_Set task_
Wherever the word "Collection" turns up in a line of the entries, copy that line.

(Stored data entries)
○ ○ ○ ○

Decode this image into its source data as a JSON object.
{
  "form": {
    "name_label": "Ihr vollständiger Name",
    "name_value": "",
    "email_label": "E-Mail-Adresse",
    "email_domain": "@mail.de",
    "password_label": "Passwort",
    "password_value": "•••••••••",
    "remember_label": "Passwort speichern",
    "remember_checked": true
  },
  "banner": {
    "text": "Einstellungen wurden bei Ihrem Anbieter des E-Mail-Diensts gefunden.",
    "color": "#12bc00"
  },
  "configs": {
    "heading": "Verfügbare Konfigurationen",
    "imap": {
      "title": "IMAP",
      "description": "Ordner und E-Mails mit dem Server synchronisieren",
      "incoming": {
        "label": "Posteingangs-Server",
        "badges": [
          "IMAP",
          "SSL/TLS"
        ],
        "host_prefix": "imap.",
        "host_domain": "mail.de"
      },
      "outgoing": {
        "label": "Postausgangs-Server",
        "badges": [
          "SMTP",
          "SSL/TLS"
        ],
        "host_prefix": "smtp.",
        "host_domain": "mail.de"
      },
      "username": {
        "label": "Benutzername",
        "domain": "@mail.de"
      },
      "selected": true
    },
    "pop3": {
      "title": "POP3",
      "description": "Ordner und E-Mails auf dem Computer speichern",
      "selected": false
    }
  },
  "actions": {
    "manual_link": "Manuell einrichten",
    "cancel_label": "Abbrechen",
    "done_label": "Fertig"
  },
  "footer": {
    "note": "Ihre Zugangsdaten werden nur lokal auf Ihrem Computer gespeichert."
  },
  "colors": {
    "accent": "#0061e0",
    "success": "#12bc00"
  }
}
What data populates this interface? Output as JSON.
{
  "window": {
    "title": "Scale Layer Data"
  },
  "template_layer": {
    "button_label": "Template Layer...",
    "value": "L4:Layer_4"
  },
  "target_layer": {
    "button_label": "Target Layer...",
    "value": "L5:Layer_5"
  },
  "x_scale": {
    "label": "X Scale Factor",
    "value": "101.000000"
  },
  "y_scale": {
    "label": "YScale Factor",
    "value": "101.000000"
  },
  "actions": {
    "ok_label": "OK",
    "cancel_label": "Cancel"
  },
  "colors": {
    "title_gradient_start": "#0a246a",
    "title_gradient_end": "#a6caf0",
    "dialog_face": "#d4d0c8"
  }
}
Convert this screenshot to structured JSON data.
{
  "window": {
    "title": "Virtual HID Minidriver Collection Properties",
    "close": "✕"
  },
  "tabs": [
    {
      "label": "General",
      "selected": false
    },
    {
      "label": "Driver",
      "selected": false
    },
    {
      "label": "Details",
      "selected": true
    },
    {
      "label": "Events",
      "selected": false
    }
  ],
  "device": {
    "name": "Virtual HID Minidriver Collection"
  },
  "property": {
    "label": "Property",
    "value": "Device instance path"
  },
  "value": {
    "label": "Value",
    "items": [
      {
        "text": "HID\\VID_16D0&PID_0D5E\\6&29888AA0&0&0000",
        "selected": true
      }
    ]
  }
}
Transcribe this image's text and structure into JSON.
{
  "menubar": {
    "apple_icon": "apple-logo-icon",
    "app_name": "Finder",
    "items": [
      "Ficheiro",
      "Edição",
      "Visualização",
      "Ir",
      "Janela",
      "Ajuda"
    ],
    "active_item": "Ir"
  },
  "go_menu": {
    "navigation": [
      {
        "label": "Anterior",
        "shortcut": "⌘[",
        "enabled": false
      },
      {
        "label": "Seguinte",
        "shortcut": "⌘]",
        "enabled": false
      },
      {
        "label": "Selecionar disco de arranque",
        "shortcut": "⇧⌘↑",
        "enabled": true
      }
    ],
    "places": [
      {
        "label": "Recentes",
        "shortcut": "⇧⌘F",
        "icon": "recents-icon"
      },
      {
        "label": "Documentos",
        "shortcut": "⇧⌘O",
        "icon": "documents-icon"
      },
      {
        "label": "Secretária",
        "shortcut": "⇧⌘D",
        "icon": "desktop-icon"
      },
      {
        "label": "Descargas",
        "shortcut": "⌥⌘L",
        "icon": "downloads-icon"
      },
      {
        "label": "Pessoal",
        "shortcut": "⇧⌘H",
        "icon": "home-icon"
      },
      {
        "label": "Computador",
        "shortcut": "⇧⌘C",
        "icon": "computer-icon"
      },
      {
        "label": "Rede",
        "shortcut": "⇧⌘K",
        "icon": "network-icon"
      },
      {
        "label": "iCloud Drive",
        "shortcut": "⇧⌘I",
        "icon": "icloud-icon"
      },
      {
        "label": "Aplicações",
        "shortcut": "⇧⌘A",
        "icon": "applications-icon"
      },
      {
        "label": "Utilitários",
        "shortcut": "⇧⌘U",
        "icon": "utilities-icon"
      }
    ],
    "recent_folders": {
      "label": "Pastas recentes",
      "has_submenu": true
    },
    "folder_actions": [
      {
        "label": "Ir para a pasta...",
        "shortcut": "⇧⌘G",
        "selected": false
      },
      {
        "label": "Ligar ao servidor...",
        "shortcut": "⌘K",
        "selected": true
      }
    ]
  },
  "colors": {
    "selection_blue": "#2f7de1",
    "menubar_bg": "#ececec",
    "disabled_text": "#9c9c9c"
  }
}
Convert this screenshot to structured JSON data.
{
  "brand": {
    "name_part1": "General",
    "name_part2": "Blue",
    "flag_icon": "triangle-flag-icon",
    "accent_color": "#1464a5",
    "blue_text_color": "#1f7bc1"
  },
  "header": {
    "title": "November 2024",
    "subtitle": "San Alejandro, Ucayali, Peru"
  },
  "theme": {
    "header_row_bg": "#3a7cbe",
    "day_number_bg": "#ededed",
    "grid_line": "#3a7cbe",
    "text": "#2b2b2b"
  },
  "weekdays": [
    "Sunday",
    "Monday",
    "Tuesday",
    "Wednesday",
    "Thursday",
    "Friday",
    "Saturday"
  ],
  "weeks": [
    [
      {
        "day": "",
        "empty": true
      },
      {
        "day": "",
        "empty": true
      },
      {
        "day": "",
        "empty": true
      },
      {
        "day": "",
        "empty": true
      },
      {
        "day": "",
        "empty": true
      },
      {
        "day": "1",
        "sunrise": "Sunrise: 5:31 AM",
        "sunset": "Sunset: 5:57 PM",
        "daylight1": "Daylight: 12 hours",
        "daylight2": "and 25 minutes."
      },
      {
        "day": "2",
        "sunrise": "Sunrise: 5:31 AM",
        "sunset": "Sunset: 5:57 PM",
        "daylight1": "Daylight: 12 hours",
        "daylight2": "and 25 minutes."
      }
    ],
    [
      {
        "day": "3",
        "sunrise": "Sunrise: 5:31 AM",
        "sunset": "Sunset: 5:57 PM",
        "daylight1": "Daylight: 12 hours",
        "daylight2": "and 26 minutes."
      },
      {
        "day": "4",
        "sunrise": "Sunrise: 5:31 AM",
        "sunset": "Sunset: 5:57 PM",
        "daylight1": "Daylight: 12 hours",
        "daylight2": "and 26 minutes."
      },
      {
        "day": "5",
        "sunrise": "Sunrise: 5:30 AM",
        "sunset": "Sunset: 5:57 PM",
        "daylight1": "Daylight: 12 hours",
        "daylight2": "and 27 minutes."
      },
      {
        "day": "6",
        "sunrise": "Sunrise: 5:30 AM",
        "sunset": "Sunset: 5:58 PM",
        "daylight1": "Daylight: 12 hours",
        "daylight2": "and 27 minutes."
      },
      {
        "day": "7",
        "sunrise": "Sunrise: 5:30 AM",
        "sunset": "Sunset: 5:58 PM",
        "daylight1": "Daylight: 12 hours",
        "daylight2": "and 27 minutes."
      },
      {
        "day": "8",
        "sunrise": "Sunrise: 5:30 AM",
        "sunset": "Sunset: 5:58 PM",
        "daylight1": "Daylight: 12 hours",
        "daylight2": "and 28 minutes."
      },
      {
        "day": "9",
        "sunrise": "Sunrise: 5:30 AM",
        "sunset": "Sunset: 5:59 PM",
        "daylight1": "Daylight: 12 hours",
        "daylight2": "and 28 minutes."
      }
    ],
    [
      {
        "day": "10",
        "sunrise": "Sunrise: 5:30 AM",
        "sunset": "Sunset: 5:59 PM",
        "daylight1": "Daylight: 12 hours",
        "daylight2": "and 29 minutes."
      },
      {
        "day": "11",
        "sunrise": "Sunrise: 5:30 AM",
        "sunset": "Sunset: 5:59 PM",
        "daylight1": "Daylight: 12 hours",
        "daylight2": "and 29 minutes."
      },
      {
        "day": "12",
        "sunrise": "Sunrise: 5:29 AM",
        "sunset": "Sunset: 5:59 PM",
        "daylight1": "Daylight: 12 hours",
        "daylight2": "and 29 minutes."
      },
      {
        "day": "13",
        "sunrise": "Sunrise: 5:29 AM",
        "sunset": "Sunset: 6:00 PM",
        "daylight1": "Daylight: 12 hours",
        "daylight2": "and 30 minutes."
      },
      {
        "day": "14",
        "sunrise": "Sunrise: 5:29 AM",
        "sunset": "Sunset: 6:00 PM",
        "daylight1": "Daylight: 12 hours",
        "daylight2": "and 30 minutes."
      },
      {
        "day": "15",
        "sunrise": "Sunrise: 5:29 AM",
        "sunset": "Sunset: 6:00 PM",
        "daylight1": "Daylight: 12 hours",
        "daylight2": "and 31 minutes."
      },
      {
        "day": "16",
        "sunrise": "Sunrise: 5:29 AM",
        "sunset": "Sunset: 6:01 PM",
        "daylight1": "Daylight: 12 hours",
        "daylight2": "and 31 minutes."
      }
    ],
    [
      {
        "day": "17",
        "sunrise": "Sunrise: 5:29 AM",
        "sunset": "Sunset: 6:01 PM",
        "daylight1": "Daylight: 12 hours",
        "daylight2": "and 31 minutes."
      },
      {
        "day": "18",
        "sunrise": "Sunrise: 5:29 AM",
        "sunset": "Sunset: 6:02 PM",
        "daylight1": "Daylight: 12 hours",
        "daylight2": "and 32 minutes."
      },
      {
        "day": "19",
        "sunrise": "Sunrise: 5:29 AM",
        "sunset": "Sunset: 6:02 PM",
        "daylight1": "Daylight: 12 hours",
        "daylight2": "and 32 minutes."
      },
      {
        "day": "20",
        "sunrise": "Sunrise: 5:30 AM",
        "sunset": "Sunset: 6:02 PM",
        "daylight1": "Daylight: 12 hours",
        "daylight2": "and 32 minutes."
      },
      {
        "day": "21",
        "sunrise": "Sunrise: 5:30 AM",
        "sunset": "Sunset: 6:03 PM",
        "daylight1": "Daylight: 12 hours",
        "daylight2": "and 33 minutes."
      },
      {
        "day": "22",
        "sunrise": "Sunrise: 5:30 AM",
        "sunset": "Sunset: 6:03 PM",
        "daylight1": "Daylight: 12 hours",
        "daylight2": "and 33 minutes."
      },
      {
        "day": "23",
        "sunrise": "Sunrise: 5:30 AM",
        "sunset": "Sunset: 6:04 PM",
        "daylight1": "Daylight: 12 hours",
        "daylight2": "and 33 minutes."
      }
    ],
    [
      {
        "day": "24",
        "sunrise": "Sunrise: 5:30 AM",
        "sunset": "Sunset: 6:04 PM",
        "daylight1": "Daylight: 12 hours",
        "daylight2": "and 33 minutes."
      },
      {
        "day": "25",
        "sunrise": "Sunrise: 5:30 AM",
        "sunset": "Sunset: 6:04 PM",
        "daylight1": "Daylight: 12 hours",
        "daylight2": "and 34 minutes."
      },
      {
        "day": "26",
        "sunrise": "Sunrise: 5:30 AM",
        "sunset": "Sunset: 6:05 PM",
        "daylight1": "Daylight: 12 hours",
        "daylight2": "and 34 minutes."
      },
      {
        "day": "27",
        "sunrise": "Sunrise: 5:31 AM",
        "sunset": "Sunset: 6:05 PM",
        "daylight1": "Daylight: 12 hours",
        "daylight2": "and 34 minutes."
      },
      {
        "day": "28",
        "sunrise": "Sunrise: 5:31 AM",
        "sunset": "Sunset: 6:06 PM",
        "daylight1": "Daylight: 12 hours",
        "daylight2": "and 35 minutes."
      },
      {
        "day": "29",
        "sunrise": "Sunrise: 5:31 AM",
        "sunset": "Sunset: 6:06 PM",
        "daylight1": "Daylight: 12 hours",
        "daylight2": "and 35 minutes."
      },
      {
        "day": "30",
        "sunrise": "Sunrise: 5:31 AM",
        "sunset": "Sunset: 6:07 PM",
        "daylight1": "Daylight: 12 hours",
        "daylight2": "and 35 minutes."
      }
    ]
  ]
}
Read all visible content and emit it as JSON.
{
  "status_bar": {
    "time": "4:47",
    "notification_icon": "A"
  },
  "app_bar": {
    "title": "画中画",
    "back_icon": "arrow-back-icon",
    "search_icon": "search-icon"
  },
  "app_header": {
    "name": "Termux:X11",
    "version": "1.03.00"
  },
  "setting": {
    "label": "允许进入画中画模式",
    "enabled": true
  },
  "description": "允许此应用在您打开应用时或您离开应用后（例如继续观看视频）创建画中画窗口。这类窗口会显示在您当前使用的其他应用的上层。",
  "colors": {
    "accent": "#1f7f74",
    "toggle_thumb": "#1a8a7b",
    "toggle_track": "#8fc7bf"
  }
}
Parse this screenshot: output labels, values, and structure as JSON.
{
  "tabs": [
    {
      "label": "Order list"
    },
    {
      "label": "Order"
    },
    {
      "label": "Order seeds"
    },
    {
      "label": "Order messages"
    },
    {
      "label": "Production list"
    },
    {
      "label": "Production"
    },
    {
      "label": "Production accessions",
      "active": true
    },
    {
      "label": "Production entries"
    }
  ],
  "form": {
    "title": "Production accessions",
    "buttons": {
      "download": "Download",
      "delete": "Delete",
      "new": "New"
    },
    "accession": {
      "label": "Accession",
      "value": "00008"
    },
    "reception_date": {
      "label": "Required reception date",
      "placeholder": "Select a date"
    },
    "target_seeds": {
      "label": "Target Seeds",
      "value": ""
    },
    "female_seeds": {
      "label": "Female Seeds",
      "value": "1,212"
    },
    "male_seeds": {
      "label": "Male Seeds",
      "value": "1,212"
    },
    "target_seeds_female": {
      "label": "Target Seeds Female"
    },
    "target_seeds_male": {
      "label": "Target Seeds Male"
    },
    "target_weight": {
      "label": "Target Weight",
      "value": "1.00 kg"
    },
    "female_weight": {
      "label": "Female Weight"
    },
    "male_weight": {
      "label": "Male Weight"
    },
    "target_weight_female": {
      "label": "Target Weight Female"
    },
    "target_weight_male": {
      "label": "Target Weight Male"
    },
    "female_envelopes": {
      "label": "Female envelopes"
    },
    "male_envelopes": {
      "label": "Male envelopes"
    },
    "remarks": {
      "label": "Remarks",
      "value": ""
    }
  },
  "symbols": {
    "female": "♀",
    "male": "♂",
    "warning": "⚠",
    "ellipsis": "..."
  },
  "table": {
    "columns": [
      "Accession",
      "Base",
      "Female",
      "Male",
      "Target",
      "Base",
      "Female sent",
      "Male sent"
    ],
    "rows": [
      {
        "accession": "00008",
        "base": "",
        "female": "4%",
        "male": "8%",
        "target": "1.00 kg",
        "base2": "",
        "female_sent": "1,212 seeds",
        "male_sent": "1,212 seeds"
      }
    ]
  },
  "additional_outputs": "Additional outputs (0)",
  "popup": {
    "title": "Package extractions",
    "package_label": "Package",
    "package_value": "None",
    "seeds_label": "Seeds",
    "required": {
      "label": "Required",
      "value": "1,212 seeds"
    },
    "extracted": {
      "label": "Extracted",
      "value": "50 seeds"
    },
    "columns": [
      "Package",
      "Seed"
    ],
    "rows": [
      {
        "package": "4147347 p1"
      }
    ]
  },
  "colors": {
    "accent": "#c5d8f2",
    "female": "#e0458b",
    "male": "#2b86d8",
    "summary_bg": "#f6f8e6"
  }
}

○ ○ ○ ○

_Worked solution_
    "title": "Virtual HID Minidriver Collection Properties",
    "name": "Virtual HID Minidriver Collection"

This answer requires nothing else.